* Required task *
How many lines in the entries below contain "Sensor"? Answer with the number only.

##### Stored data

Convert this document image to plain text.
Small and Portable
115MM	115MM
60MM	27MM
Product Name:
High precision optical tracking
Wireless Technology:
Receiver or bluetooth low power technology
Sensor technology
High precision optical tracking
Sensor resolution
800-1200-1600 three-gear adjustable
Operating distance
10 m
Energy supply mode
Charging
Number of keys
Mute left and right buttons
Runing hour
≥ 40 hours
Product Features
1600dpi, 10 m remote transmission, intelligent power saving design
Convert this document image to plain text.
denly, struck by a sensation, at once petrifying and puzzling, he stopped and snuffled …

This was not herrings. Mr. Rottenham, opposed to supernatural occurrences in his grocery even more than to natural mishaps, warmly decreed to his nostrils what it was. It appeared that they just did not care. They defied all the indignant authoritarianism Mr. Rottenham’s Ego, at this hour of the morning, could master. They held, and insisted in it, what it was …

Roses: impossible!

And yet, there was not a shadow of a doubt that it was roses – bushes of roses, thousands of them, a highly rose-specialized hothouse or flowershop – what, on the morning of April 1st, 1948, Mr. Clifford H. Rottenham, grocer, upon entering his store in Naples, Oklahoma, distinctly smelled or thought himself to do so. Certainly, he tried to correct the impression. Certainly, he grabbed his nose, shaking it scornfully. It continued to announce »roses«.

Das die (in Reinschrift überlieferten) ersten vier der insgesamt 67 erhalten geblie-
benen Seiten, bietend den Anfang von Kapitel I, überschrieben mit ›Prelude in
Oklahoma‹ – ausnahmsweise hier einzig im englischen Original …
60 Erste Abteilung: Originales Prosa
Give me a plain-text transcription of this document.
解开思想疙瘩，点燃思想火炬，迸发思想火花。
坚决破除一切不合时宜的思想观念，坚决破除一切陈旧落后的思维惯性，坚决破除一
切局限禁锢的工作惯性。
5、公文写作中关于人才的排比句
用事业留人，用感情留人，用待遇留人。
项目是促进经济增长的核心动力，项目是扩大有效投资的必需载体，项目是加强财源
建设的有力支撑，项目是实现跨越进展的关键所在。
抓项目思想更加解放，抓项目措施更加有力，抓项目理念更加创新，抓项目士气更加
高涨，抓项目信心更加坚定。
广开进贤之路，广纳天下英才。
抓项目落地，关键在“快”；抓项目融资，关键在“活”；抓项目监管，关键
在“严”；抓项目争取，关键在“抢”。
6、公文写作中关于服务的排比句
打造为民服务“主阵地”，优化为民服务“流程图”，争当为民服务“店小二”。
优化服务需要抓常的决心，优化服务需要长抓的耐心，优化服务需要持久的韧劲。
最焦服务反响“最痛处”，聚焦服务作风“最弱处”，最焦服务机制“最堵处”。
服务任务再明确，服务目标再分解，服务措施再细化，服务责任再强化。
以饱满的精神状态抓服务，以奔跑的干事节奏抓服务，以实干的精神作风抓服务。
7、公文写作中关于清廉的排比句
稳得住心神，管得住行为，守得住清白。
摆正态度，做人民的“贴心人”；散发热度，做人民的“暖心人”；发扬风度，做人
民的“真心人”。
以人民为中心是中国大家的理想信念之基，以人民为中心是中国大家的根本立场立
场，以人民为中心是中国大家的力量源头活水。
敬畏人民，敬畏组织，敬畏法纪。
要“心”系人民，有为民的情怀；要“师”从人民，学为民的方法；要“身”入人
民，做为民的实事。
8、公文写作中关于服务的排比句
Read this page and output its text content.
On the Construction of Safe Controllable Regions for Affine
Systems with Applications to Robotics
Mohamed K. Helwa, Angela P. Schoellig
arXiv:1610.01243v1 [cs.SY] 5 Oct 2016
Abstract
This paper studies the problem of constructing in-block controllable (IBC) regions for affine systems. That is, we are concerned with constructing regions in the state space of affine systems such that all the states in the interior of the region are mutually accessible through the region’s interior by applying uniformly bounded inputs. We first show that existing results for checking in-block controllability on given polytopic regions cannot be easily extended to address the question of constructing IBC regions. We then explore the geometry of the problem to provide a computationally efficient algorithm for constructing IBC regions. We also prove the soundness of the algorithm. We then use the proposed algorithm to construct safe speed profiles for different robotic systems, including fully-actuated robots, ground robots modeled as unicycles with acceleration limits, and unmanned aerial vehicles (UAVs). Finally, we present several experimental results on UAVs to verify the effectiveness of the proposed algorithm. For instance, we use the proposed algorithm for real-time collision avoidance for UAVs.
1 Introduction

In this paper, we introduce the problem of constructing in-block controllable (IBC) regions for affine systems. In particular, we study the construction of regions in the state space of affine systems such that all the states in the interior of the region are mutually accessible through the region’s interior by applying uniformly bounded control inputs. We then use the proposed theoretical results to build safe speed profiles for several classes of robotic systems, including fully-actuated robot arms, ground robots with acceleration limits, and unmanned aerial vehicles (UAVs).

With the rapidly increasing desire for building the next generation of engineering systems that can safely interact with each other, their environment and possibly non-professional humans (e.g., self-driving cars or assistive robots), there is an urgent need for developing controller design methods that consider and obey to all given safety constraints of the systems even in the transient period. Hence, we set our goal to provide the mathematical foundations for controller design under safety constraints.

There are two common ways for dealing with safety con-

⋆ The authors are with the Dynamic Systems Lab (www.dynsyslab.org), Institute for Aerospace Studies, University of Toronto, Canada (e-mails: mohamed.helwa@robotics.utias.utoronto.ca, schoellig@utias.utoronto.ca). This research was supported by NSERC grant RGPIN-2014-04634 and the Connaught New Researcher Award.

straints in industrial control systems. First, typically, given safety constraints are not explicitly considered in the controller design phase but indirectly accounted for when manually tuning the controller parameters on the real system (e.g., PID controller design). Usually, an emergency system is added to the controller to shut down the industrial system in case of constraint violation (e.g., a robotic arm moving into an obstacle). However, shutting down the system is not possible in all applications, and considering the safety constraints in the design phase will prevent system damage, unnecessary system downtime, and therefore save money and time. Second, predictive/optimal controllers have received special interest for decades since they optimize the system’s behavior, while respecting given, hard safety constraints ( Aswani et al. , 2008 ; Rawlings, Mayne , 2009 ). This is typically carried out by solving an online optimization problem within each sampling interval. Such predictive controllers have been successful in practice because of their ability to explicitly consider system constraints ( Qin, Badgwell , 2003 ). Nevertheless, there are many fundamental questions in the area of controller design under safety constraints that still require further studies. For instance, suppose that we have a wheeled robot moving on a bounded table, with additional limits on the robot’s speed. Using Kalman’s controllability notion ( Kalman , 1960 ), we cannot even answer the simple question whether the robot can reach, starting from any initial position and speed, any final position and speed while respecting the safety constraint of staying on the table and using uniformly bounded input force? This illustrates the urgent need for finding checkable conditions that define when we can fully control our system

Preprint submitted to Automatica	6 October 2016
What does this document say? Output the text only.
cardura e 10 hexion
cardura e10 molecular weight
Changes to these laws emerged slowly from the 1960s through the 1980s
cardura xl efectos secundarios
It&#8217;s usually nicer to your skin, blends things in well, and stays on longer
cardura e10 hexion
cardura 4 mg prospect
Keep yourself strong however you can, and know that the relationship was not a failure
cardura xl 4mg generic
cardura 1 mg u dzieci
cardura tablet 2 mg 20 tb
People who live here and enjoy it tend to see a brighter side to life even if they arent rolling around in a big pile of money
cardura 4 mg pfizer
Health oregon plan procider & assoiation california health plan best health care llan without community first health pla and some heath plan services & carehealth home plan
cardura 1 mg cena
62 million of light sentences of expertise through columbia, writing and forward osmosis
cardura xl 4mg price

##########

* Answer to this problem *
2